━━━━━ DOCUMENT SEGMENT

Indication: Trifluxen, comprising Trifluridine BP (15 mg) and Tipiracil INN (6.14 mg), is indicated for treating adults with metastatic colorectal cancer (CRC) who have previously undergone fluoropyrimidine-, oxaliplatin-, and irinotecan-based chemotherapy, received an anti-VEGF biological therapy, and, if RAS wild-type, an anti-EGFR therapy.

Pharmacology: Trifluxen is a blend of trifluridine, a nucleoside metabolic inhibitor, and tipiracil, a thymidine phosphorylase inhibitor. Trifluridine integrates into DNA, disrupting its function, while tipiracil inhibits trifluridine’s metabolism, elevating its systemic levels. This combination potentiates trifluridine’s antitumor efficacy.

Dosage and Administration: The prescribed dosage of Trifluxen is 35 mg/m^2 orally twice daily on Days 1 through 5 and Days 8 through 12 of each 28-day cycle. It should be consumed within 1 hour after completing morning and evening meals. Dosage adjustments might be necessary depending on individual patient characteristics.

Interactions: Trifluxen might interact with medications that inhibit or induce thymidine phosphorylase (e.g., sorivudine or its analogs) and drugs affecting renal function. Concurrent usage with potent CYP2C9 inhibitors or inducers may influence trifluridine metabolism.

Side Effects: Typical adverse effects of Trifluxen include neutropenia, leukopenia, anemia, thrombocytopenia, fatigue, nausea, diarrhea, vomiting, abdominal pain, and decreased appetite. Serious reactions may involve infections, febrile neutropenia, and interstitial lung disease.

━━━━━━━━━━
━━━━━ DATASET EXCERPTS

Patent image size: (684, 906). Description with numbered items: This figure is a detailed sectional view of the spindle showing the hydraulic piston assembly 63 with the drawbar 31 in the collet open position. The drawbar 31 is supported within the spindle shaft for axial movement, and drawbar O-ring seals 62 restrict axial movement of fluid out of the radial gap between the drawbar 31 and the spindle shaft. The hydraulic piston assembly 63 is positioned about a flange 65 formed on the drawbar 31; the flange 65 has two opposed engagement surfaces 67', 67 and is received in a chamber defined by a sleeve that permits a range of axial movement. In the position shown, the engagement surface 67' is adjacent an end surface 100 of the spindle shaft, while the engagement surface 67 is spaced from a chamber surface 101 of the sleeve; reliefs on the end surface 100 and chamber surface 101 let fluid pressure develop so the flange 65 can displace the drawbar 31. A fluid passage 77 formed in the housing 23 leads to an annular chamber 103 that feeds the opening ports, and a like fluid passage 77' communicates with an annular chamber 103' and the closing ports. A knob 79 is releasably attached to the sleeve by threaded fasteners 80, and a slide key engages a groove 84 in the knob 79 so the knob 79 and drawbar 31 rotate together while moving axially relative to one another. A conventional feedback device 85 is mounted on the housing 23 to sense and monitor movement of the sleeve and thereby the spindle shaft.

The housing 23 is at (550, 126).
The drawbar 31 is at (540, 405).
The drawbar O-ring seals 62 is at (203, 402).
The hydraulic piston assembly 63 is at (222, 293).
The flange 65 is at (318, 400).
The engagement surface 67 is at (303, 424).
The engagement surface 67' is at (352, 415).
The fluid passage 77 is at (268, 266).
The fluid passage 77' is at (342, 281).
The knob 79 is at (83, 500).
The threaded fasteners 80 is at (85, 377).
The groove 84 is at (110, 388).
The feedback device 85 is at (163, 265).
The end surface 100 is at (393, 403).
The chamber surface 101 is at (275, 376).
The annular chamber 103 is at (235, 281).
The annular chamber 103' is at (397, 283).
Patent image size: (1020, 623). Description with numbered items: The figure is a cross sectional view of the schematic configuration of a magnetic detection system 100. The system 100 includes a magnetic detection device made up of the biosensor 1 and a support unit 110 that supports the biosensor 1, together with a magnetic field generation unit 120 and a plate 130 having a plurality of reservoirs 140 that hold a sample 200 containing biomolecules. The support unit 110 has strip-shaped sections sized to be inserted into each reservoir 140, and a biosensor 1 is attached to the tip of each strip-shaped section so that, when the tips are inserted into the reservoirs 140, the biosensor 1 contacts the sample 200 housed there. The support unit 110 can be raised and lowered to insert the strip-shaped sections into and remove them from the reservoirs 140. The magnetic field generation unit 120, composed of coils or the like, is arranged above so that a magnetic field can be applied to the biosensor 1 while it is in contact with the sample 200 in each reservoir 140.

━━━━━━━━━━

PROBLEMS TO WORK ON:
• a. Copy out the part of the Trifluxen drug information starting with "Interactions: Trifluxen might" and going on through "influence trifluridine metabolism.".
• b. What are all the section headings in the Trifluxen drug information?
• c. Carry on the Trifluxen drug information from the point where it stops.

RESPONSES BY TASK:
• a.
Interactions: Trifluxen might interact with medications that inhibit or induce thymidine phosphorylase (e.g., sorivudine or its analogs) and drugs affecting renal function. Concurrent usage with potent CYP2C9 inhibitors or inducers may influence trifluridine metabolism.

• b.
Indication
Pharmacology
Dosage and Administration
Interactions
Side Effects

• c.
Precautions and Warnings:

• Patients should be monitored for myelosuppression signs like febrile neutropenia and infections, warranting possible treatment delays or discontinuations based on hematologic parameters.
• Interstitial lung disease/pneumonitis, including fatal cases, has occurred with Trifluxen use. Respiratory symptoms necessitate monitoring, with treatment withholding if interstitial lung disease/pneumonitis is suspected.
• Cardiac toxicities, including myocardial ischemia and infarction, have been reported with Trifluxen. Close monitoring is advised for patients with prior cardiovascular issues.
• Trifluxen carries embryo-fetal toxicity risks, mandating effective contraception during treatment and for at least 6 months post-last dose.

Overdose Effect: In instances of overdose, supportive care is paramount. No specific antidote for Trifluxen overdose exists; hence, close monitoring for adverse reactions is crucial, with prompt initiation of symptomatic treatment as needed.